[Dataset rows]
***
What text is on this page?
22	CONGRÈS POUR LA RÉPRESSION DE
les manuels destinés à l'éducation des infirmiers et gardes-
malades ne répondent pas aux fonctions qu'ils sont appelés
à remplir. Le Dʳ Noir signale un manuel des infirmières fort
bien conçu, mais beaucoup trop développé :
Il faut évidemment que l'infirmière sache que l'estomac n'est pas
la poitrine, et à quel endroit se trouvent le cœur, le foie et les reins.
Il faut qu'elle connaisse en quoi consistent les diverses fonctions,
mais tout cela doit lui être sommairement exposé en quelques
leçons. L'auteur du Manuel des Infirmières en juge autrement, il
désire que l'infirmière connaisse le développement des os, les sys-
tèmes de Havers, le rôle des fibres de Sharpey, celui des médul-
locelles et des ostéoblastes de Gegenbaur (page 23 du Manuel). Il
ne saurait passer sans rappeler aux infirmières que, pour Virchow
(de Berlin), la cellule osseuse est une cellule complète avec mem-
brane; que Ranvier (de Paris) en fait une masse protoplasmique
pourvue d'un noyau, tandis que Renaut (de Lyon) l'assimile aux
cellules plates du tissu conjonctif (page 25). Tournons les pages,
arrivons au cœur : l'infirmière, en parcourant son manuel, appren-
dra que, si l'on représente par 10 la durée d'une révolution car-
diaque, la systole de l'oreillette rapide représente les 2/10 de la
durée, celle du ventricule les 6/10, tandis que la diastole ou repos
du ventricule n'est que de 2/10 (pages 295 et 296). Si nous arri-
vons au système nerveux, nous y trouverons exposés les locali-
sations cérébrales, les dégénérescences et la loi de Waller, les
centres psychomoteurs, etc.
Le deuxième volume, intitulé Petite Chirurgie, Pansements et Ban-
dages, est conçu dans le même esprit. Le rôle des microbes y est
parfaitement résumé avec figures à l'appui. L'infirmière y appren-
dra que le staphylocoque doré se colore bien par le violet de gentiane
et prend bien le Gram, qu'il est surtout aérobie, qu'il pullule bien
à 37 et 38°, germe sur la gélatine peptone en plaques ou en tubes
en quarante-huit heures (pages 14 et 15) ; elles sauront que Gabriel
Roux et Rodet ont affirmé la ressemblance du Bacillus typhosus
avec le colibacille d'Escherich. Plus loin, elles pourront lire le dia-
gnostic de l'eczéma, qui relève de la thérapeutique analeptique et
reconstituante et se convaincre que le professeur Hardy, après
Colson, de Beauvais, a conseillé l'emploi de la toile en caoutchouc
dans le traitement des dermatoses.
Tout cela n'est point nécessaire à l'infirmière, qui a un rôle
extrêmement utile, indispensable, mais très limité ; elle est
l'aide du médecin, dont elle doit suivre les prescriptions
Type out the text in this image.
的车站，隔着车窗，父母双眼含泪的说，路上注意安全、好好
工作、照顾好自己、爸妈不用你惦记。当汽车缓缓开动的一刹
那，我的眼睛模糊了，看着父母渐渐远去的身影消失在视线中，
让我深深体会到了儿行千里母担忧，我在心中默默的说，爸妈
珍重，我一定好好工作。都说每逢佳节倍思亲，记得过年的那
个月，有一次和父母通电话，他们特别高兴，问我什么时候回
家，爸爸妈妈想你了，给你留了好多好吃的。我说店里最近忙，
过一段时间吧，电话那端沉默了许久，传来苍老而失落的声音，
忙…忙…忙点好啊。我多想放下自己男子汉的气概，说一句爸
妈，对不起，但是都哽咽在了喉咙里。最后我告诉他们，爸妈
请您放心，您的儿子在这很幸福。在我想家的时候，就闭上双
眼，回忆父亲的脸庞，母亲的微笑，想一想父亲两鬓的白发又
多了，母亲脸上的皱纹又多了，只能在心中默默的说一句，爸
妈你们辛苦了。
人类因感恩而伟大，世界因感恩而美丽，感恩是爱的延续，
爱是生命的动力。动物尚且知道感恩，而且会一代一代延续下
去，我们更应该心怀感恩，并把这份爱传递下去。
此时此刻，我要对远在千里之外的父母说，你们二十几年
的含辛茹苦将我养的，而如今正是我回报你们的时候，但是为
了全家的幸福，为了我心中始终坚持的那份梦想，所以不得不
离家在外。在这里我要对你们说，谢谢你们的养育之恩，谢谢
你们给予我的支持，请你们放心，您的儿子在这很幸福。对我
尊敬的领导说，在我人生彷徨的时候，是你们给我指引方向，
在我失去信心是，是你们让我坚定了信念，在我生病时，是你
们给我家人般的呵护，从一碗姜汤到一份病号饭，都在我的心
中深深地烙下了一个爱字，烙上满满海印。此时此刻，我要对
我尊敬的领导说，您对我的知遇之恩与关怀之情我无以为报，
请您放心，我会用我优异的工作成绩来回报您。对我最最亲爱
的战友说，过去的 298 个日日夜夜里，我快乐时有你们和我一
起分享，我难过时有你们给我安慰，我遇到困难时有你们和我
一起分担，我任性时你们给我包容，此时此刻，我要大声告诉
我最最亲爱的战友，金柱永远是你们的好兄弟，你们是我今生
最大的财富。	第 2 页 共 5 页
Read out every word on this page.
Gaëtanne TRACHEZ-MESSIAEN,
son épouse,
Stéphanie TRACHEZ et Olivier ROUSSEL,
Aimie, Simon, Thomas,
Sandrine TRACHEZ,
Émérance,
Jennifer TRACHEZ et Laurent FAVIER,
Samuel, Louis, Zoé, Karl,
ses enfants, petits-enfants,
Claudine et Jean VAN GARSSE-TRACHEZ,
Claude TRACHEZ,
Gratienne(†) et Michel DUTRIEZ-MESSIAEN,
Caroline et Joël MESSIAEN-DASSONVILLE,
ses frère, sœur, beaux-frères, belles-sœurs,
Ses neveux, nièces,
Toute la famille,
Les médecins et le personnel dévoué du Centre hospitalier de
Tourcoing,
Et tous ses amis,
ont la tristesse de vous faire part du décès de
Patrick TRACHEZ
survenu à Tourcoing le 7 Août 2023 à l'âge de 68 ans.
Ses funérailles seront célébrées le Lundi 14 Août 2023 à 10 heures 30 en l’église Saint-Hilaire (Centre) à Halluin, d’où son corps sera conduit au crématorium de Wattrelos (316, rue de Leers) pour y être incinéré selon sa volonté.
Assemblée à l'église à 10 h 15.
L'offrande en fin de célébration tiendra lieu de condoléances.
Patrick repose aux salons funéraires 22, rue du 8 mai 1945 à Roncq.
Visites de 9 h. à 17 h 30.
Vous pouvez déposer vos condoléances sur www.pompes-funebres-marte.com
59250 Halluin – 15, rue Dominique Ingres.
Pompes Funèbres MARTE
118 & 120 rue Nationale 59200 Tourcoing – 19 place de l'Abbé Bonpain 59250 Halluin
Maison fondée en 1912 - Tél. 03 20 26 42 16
***
Exactly as shown above, return every record.

What text is on this page?
22	CONGRÈS POUR LA RÉPRESSION DE
les manuels destinés à l'éducation des infirmiers et gardes-
malades ne répondent pas aux fonctions qu'ils sont appelés
à remplir. Le Dʳ Noir signale un manuel des infirmières fort
bien conçu, mais beaucoup trop développé :
Il faut évidemment que l'infirmière sache que l'estomac n'est pas
la poitrine, et à quel endroit se trouvent le cœur, le foie et les reins.
Il faut qu'elle connaisse en quoi consistent les diverses fonctions,
mais tout cela doit lui être sommairement exposé en quelques
leçons. L'auteur du Manuel des Infirmières en juge autrement, il
désire que l'infirmière connaisse le développement des os, les sys-
tèmes de Havers, le rôle des fibres de Sharpey, celui des médul-
locelles et des ostéoblastes de Gegenbaur (page 23 du Manuel). Il
ne saurait passer sans rappeler aux infirmières que, pour Virchow
(de Berlin), la cellule osseuse est une cellule complète avec mem-
brane; que Ranvier (de Paris) en fait une masse protoplasmique
pourvue d'un noyau, tandis que Renaut (de Lyon) l'assimile aux
cellules plates du tissu conjonctif (page 25). Tournons les pages,
arrivons au cœur : l'infirmière, en parcourant son manuel, appren-
dra que, si l'on représente par 10 la durée d'une révolution car-
diaque, la systole de l'oreillette rapide représente les 2/10 de la
durée, celle du ventricule les 6/10, tandis que la diastole ou repos
du ventricule n'est que de 2/10 (pages 295 et 296). Si nous arri-
vons au système nerveux, nous y trouverons exposés les locali-
sations cérébrales, les dégénérescences et la loi de Waller, les
centres psychomoteurs, etc.
Le deuxième volume, intitulé Petite Chirurgie, Pansements et Ban-
dages, est conçu dans le même esprit. Le rôle des microbes y est
parfaitement résumé avec figures à l'appui. L'infirmière y appren-
dra que le staphylocoque doré se colore bien par le violet de gentiane
et prend bien le Gram, qu'il est surtout aérobie, qu'il pullule bien
à 37 et 38°, germe sur la gélatine peptone en plaques ou en tubes
en quarante-huit heures (pages 14 et 15) ; elles sauront que Gabriel
Roux et Rodet ont affirmé la ressemblance du Bacillus typhosus
avec le colibacille d'Escherich. Plus loin, elles pourront lire le dia-
gnostic de l'eczéma, qui relève de la thérapeutique analeptique et
reconstituante et se convaincre que le professeur Hardy, après
Colson, de Beauvais, a conseillé l'emploi de la toile en caoutchouc
dans le traitement des dermatoses.
Tout cela n'est point nécessaire à l'infirmière, qui a un rôle
extrêmement utile, indispensable, mais très limité ; elle est
l'aide du médecin, dont elle doit suivre les prescriptions
Type out the text in this image.
的车站，隔着车窗，父母双眼含泪的说，路上注意安全、好好
工作、照顾好自己、爸妈不用你惦记。当汽车缓缓开动的一刹
那，我的眼睛模糊了，看着父母渐渐远去的身影消失在视线中，
让我深深体会到了儿行千里母担忧，我在心中默默的说，爸妈
珍重，我一定好好工作。都说每逢佳节倍思亲，记得过年的那
个月，有一次和父母通电话，他们特别高兴，问我什么时候回
家，爸爸妈妈想你了，给你留了好多好吃的。我说店里最近忙，
过一段时间吧，电话那端沉默了许久，传来苍老而失落的声音，
忙…忙…忙点好啊。我多想放下自己男子汉的气概，说一句爸
妈，对不起，但是都哽咽在了喉咙里。最后我告诉他们，爸妈
请您放心，您的儿子在这很幸福。在我想家的时候，就闭上双
眼，回忆父亲的脸庞，母亲的微笑，想一想父亲两鬓的白发又
多了，母亲脸上的皱纹又多了，只能在心中默默的说一句，爸
妈你们辛苦了。
人类因感恩而伟大，世界因感恩而美丽，感恩是爱的延续，
爱是生命的动力。动物尚且知道感恩，而且会一代一代延续下
去，我们更应该心怀感恩，并把这份爱传递下去。
此时此刻，我要对远在千里之外的父母说，你们二十几年
的含辛茹苦将我养的，而如今正是我回报你们的时候，但是为
了全家的幸福，为了我心中始终坚持的那份梦想，所以不得不
离家在外。在这里我要对你们说，谢谢你们的养育之恩，谢谢
你们给予我的支持，请你们放心，您的儿子在这很幸福。对我
尊敬的领导说，在我人生彷徨的时候，是你们给我指引方向，
在我失去信心是，是你们让我坚定了信念，在我生病时，是你
们给我家人般的呵护，从一碗姜汤到一份病号饭，都在我的心
中深深地烙下了一个爱字，烙上满满海印。此时此刻，我要对
我尊敬的领导说，您对我的知遇之恩与关怀之情我无以为报，
请您放心，我会用我优异的工作成绩来回报您。对我最最亲爱
的战友说，过去的 298 个日日夜夜里，我快乐时有你们和我一
起分享，我难过时有你们给我安慰，我遇到困难时有你们和我
一起分担，我任性时你们给我包容，此时此刻，我要大声告诉
我最最亲爱的战友，金柱永远是你们的好兄弟，你们是我今生
最大的财富。	第 2 页 共 5 页
Read out every word on this page.
Gaëtanne TRACHEZ-MESSIAEN,
son épouse,
Stéphanie TRACHEZ et Olivier ROUSSEL,
Aimie, Simon, Thomas,
Sandrine TRACHEZ,
Émérance,
Jennifer TRACHEZ et Laurent FAVIER,
Samuel, Louis, Zoé, Karl,
ses enfants, petits-enfants,
Claudine et Jean VAN GARSSE-TRACHEZ,
Claude TRACHEZ,
Gratienne(†) et Michel DUTRIEZ-MESSIAEN,
Caroline et Joël MESSIAEN-DASSONVILLE,
ses frère, sœur, beaux-frères, belles-sœurs,
Ses neveux, nièces,
Toute la famille,
Les médecins et le personnel dévoué du Centre hospitalier de
Tourcoing,
Et tous ses amis,
ont la tristesse de vous faire part du décès de
Patrick TRACHEZ
survenu à Tourcoing le 7 Août 2023 à l'âge de 68 ans.
Ses funérailles seront célébrées le Lundi 14 Août 2023 à 10 heures 30 en l’église Saint-Hilaire (Centre) à Halluin, d’où son corps sera conduit au crématorium de Wattrelos (316, rue de Leers) pour y être incinéré selon sa volonté.
Assemblée à l'église à 10 h 15.
L'offrande en fin de célébration tiendra lieu de condoléances.
Patrick repose aux salons funéraires 22, rue du 8 mai 1945 à Roncq.
Visites de 9 h. à 17 h 30.
Vous pouvez déposer vos condoléances sur www.pompes-funebres-marte.com
59250 Halluin – 15, rue Dominique Ingres.
Pompes Funèbres MARTE
118 & 120 rue Nationale 59200 Tourcoing – 19 place de l'Abbé Bonpain 59250 Halluin
Maison fondée en 1912 - Tél. 03 20 26 42 16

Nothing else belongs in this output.